§ Request 1: Decide whether each statement below agrees with the thread on moving sharks, answering yes or no and quoting the words from the thread that settle it: (a) The fish were taken out of a 55 gallon tank and placed in a 10 gallon tank. (b) The pet stores visited had the large nets in stock. (c) One reply suggests covering the net with a plastic dish or lid.
§ Request 2: From the thread on moving sharks, list every place mentioned as somewhere to look for a large net.
§ Request 3: Return, word for word, the passage of the thread on moving sharks that opens with the words containing "You'll need a" and closes with "you , again!!!".
-- Begin Excerpt provided --
# Moving Irredecent Sharks



## sarge2450 (Jun 26, 2010)

Hello all.... I have a dilema, need some ideas. I have 3 irredecent sharks that were in my 55 gallon tank. These 3 fish came down with some sort of illness. I took them out of the 55 gallon and put them in a 10 gallon tank. I really didn't think that these fish were going to survive, but they did, and there is no signs of any sickness. Unfortunately these fish are way to big for this 10 gallon tank. ( I would say they are at least 8 inches in length). When they were sick, it was easy for me to net them. Now, they are strong and healthy, and they are going to put up a fight if I try net them to put them back in the 55 gallon. I honestly don't even want to attempt to try this. Anybody have any suggestions?:-(


----------



## jeaninel (Aug 24, 2007)

You'll need a very large net and something to cover the net with such as a plastic dish or lid so the fish doesn't jump out. Be prepared to possibly get splashed. Lol


----------



## sarge2450 (Jun 26, 2010)

Thank you for your response. I did have that in mind, and I was at a few pet stores, but they don't seem to have these large type nets. I guess I will try looking harder for these nets on the internet!!!!! Thank you , again!!!


----------



## jeaninel (Aug 24, 2007)

You might have to check in the pond section of your lfs. The large nets are sometimes hard to find.


----------
-- End Excerpt provided --
-- Begin Given data --
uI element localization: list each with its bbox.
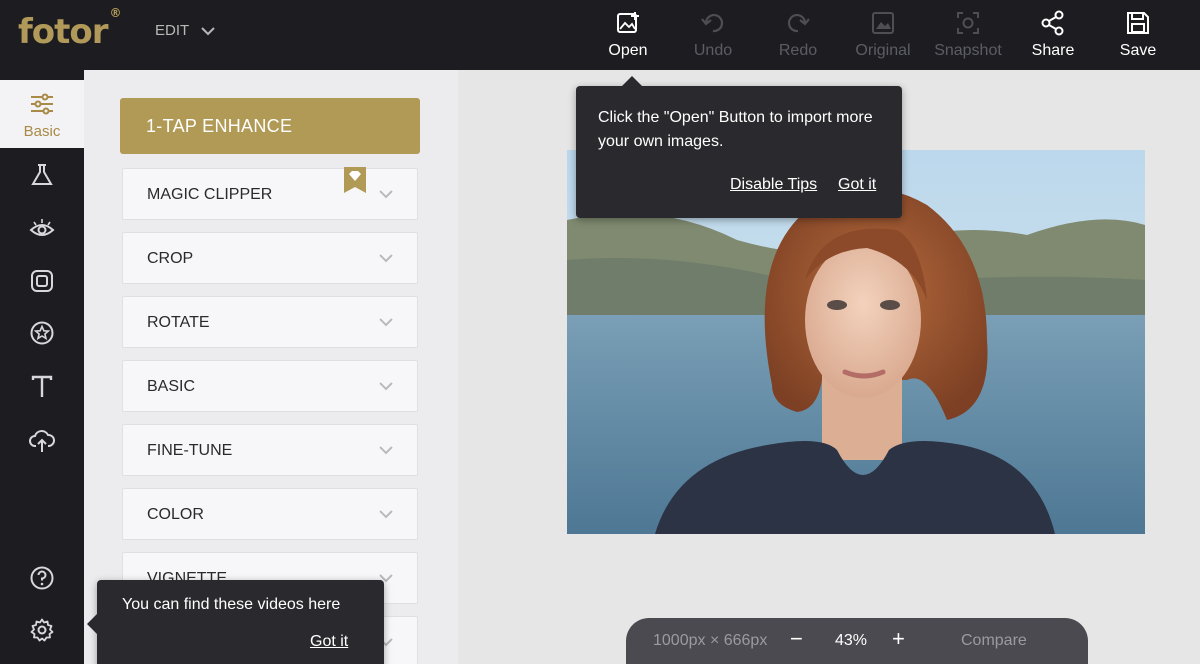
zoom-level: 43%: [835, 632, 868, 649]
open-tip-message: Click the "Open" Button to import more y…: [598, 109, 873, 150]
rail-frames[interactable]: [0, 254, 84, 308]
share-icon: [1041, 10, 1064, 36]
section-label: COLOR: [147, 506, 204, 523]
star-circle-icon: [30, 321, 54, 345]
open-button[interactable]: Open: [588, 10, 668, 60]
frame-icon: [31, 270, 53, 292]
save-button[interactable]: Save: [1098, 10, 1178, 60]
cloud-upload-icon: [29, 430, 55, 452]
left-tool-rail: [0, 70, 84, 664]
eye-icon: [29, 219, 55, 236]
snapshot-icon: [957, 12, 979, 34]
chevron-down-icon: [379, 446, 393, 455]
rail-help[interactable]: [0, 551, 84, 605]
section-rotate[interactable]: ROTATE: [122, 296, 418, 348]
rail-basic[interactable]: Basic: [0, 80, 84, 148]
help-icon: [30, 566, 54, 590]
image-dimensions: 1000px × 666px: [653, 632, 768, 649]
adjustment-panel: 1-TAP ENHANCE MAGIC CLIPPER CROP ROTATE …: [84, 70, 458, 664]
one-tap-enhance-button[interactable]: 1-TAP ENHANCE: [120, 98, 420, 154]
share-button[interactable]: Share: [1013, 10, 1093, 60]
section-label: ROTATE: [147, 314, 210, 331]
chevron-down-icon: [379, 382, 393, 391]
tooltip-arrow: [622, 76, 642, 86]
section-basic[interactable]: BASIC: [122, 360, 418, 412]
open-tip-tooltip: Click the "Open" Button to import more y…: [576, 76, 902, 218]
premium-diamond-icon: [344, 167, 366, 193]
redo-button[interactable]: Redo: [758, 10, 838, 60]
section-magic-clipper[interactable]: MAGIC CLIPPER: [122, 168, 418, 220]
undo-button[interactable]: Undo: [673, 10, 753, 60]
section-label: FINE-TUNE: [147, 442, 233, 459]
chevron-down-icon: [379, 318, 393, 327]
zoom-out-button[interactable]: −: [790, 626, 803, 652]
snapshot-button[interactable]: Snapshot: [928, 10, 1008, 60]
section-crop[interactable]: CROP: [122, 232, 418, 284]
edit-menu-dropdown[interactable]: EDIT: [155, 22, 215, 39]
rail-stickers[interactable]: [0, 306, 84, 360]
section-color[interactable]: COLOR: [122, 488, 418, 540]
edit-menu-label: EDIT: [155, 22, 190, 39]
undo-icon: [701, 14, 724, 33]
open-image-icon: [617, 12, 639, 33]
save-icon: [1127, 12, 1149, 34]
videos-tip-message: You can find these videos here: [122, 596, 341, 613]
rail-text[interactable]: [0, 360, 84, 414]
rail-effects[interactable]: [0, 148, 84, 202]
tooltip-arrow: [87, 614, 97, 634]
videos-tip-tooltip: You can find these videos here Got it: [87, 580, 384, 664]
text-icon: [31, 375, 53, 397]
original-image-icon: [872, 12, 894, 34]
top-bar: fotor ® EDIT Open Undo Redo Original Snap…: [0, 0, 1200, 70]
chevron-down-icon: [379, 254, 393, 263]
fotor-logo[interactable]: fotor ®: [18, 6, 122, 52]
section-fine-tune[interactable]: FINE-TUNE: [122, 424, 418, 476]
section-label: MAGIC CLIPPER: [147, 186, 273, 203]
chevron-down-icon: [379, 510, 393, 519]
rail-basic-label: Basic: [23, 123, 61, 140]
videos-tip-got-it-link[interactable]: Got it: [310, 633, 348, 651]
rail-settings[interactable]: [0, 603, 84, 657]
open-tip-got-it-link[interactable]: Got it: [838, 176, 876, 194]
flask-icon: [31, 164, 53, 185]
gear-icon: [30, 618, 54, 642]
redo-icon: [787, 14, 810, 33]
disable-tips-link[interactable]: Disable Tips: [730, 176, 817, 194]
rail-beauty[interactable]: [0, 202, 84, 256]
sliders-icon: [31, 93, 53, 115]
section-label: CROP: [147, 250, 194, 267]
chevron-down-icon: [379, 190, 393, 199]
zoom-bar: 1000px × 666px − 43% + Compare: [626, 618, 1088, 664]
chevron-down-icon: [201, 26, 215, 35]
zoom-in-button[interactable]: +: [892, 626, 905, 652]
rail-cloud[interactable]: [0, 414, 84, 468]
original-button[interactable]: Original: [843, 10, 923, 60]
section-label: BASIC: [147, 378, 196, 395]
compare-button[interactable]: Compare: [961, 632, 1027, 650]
-- End Given data --
-- Begin Given data --
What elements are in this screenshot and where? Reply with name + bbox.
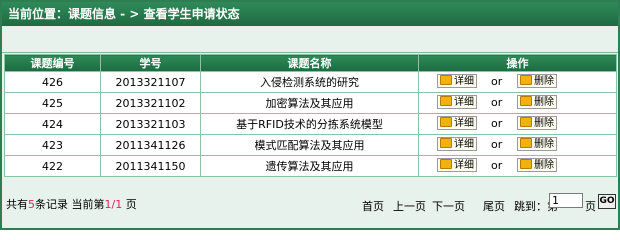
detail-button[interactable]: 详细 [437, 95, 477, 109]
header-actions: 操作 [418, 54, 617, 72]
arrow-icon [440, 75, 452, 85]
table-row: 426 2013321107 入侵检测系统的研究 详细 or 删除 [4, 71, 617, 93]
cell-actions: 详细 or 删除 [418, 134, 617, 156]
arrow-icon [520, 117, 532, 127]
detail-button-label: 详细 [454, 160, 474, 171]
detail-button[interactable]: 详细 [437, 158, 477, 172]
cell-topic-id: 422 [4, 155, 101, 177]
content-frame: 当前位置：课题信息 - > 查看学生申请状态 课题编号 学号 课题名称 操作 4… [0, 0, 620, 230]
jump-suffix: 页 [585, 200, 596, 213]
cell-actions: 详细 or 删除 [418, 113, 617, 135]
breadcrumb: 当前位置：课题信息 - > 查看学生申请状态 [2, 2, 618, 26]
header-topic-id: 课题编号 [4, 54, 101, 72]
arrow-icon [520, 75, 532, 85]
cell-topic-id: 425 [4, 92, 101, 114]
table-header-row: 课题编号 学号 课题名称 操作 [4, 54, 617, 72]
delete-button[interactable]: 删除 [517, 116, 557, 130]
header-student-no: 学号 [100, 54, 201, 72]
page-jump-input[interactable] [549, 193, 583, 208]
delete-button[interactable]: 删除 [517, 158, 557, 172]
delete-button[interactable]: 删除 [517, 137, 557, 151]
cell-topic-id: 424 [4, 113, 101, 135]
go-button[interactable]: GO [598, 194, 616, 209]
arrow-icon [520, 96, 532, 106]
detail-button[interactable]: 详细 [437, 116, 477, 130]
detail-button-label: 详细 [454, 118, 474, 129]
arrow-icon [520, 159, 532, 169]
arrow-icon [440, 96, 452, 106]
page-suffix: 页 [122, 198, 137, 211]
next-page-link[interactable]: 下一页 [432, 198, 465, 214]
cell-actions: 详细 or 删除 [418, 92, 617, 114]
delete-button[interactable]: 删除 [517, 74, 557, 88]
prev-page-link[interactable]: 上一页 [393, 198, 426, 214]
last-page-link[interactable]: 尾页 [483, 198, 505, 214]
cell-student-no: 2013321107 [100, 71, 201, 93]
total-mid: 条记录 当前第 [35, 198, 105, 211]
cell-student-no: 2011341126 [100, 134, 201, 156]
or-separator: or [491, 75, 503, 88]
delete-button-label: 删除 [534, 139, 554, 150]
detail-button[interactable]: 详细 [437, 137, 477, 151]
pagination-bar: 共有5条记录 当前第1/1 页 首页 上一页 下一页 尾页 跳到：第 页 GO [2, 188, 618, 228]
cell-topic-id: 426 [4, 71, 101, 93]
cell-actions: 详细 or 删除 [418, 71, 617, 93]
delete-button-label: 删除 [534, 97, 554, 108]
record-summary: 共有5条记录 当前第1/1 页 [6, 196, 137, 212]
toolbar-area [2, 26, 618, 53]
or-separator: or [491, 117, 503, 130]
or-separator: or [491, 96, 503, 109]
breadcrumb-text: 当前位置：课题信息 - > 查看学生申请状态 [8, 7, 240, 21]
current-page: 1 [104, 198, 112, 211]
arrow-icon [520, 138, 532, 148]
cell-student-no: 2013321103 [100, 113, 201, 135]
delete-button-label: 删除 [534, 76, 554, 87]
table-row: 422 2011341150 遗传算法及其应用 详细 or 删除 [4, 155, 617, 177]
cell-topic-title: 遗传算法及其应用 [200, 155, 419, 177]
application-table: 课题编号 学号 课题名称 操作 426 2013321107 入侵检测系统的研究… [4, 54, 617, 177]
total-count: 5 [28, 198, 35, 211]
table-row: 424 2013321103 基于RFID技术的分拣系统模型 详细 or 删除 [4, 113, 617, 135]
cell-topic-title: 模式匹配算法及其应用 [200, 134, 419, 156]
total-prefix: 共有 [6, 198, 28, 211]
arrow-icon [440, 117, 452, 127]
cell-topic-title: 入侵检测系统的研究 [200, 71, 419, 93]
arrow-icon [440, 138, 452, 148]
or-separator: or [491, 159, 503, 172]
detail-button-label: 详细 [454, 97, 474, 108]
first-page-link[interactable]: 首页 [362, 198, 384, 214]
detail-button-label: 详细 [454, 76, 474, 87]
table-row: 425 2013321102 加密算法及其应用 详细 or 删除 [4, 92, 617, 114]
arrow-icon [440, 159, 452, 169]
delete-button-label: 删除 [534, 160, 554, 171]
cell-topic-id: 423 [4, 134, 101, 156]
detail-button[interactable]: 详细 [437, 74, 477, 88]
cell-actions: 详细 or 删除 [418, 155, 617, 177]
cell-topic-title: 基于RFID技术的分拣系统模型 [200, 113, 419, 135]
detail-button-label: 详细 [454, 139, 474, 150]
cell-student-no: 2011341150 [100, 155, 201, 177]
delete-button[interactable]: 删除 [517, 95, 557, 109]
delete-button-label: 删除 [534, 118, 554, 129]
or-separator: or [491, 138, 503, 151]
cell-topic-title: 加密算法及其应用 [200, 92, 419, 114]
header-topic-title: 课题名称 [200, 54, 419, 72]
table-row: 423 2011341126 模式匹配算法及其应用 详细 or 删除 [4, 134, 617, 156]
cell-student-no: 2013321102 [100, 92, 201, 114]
-- End Given data --
§ Result 1:
(a) Yes: "I took them out of the 55 gallon and put them in a 10 gallon tank."
(b) No: "they don't seem to have these large type nets."
(c) Yes: "something to cover the net with such as a plastic dish or lid"

§ Result 2:
- A few pet stores
- The internet
- The pond section of the lfs

§ Result 3:
You'll need a very large net and something to cover the net with such as a plastic dish or lid so the fish doesn't jump out. Be prepared to possibly get splashed. Lol


----------



## sarge2450 (Jun 26, 2010)

Thank you for your response. I did have that in mind, and I was at a few pet stores, but they don't seem to have these large type nets. I guess I will try looking harder for these nets on the internet!!!!! Thank you , again!!!